Task instructions:
(A) Edit the ggplot2 tutorial by giving everything from "Since we’re now" down to "bar chart that shows iconic_taxon_name by color." again, with "component" replaced by "aesthetic".
(B) Reproduce everything in the records from the line containing "124, 112, 126]" down to the line containing "298, 810, 300]", both included, exactly as it appears there.

Since we’re now mapping a variable (iconic_taxon_name.
)
to a component of the ggplot2 plot (fill
), we need to put
the argument inside aes()
.
Create a bar chart that shows iconic_taxon_name by color.
R
ggplot(data = inat_year, mapping = aes(x = year, fill=iconic_taxon_name)) +
geom_bar()
We create a new dataframe that counts the number observations per year
and iconic_taxon_name. Use mutate()
and year()
to add a year
column. We want count by both
year
and iconic_taxon_name
. We want the column
to be called obs_count
.
R
inat_year_iconic_count <- inat %>%
mutate(year = year(observed_on)) %>%
count(year, iconic_taxon_name, name='obs_count')
inat_year_iconic_count
OUTPUT
# A tibble: 107 × 3
year iconic_taxon_name obs_count
<dbl> <chr> <int>
1 2016 Actinopterygii 1
2 2016 Amphibia 87
3 2016 Animalia 87
4 2016 Arachnida 99
5 2016 Aves 976
6 2016 Chromista 9
7 2016 Fungi 24
8 2016 Insecta 1325
9 2016 Mammalia 192
10 2016 Mollusca 183
# ℹ 97 more rows
Create a line chart that shows iconic_taxon_name by color.
R
inat_year_iconic_count %>%
ggplot(aes(x = year, y = obs_count, color = iconic_taxon_name)) +
geom_line()
Changing scales
The default color scheme isn’t friendly to viewers with
colorblindness. ggplot2
comes with quite a
few other color scales, including viridis
scales, which are
designed to be colorblind and grayscale friendly. See a list of color
scales. https://ggplot2.tidyverse.org/reference/scale_colour_continuous.html
We can change scales by adding scale_
functions to our
plots:
R
ggplot(data = inat_year, mapping = aes(x = year, fill=iconic_taxon_name)) +
geom_bar() +
scale_fill_viridis_d()
Changing themes
we can assign a plot to an object
R
myplot <- ggplot(data = inat_year, mapping = aes(x = year)) +
geom_bar(fill='#75cd5e')
myplot
We can change the overall appearance using theme_
functions. Let’s try a black-and-white theme by adding
theme_bw()
to our plot:
R
myplot +
theme_bw()
To see a list of available themes in ggplot, visit https://ggplot2.tidyverse.org/reference/index.html#themes
To individually change parts of a plot, we can use the
theme()
function, which can take many different arguments
to change things about the text, grid lines, background color, and
more.

Information given:
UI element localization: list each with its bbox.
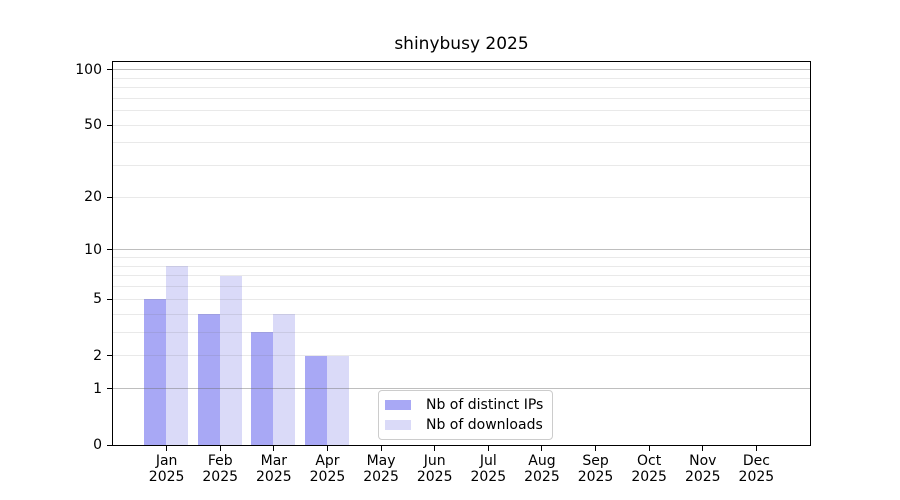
y-tick-50	[107, 124, 112, 126]
x-tick-apr	[326, 446, 328, 451]
x-tick-month: Dec	[742, 453, 770, 469]
y-tick-label-1: 1	[93, 380, 102, 397]
minor-gridline-8	[113, 265, 810, 267]
legend-item-distinct-ips: Nb of distinct IPs	[385, 395, 543, 415]
x-tick-nov	[702, 446, 704, 451]
x-tick-dec	[755, 446, 757, 451]
minor-gridline-40	[113, 142, 810, 144]
major-gridline-100	[113, 69, 810, 71]
legend-label-downloads: Nb of downloads	[426, 417, 543, 433]
y-tick-label-100: 100	[75, 61, 102, 78]
x-tick-jun	[434, 446, 436, 451]
y-tick-1	[107, 388, 112, 390]
y-tick-label-2: 2	[93, 347, 102, 364]
minor-gridline-3	[113, 331, 810, 333]
major-gridline-10	[113, 249, 810, 251]
x-tick-jul	[487, 446, 489, 451]
minor-gridline-60	[113, 110, 810, 112]
y-tick-2	[107, 355, 112, 357]
figure: shinybusy 2025 0 1 2 5 10 20 50 100 Jan 2025 Feb 20…	[0, 0, 900, 500]
plot-area	[112, 61, 811, 446]
minor-gridline-90	[113, 77, 810, 79]
x-tick-jan	[166, 446, 168, 451]
y-tick-label-20: 20	[84, 189, 102, 206]
legend-swatch-distinct-ips	[385, 400, 411, 410]
gridlines-layer	[113, 62, 810, 445]
minor-gridline-5	[113, 298, 810, 300]
minor-gridline-6	[113, 286, 810, 288]
x-tick-sep	[595, 446, 597, 451]
y-tick-0	[107, 444, 112, 446]
legend-item-downloads: Nb of downloads	[385, 415, 543, 435]
minor-gridline-70	[113, 97, 810, 99]
x-tick-aug	[541, 446, 543, 451]
legend-swatch-downloads	[385, 420, 411, 430]
chart-title: shinybusy 2025	[394, 34, 529, 54]
y-tick-5	[107, 298, 112, 300]
y-tick-10	[107, 249, 112, 251]
x-tick-mar	[273, 446, 275, 451]
minor-gridline-2	[113, 355, 810, 357]
x-tick-feb	[219, 446, 221, 451]
major-gridline-1	[113, 388, 810, 390]
x-tick-year: 2025	[738, 469, 775, 485]
x-tick-may	[380, 446, 382, 451]
legend-label-distinct-ips: Nb of distinct IPs	[426, 397, 544, 413]
minor-gridline-20	[113, 196, 810, 198]
minor-gridline-9	[113, 257, 810, 259]
minor-gridline-80	[113, 87, 810, 89]
x-tick-label-dec: Dec 2025	[716, 453, 796, 485]
y-tick-label-0: 0	[93, 437, 102, 453]
y-tick-100	[107, 69, 112, 71]
minor-gridline-4	[113, 313, 810, 315]
minor-gridline-30	[113, 165, 810, 167]
legend: Nb of distinct IPs Nb of downloads	[378, 390, 554, 440]
y-tick-label-50: 50	[84, 117, 102, 134]
minor-gridline-7	[113, 275, 810, 277]
y-tick-20	[107, 196, 112, 198]
minor-gridline-50	[113, 124, 810, 126]
y-tick-label-10: 10	[84, 241, 102, 258]
x-tick-oct	[648, 446, 650, 451]
y-tick-label-5: 5	[93, 291, 102, 308]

Responses to the exercise:
(A)
Since we’re now mapping a variable (iconic_taxon_name.
)
to a aesthetic of the ggplot2 plot (fill
), we need to put
the argument inside aes()
.
Create a bar chart that shows iconic_taxon_name by color.

(B)
y-tick-50	[107, 124, 112, 126]
x-tick-apr	[326, 446, 328, 451]
x-tick-month: Dec	[742, 453, 770, 469]
y-tick-label-1: 1	[93, 380, 102, 397]
minor-gridline-8	[113, 265, 810, 267]
legend-item-distinct-ips: Nb of distinct IPs	[385, 395, 543, 415]
x-tick-nov	[702, 446, 704, 451]
x-tick-dec	[755, 446, 757, 451]
minor-gridline-40	[113, 142, 810, 144]
major-gridline-100	[113, 69, 810, 71]
legend-label-downloads: Nb of downloads	[426, 417, 543, 433]
y-tick-label-100: 100	[75, 61, 102, 78]
x-tick-jun	[434, 446, 436, 451]
y-tick-1	[107, 388, 112, 390]
y-tick-label-2: 2	[93, 347, 102, 364]
minor-gridline-3	[113, 331, 810, 333]
major-gridline-10	[113, 249, 810, 251]
x-tick-jul	[487, 446, 489, 451]
minor-gridline-60	[113, 110, 810, 112]
y-tick-2	[107, 355, 112, 357]
figure: shinybusy 2025 0 1 2 5 10 20 50 100 Jan 2025 Feb 20…	[0, 0, 900, 500]
plot-area	[112, 61, 811, 446]
minor-gridline-90	[113, 77, 810, 79]
x-tick-jan	[166, 446, 168, 451]
y-tick-label-20: 20	[84, 189, 102, 206]
legend-swatch-distinct-ips	[385, 400, 411, 410]
gridlines-layer	[113, 62, 810, 445]
minor-gridline-5	[113, 298, 810, 300]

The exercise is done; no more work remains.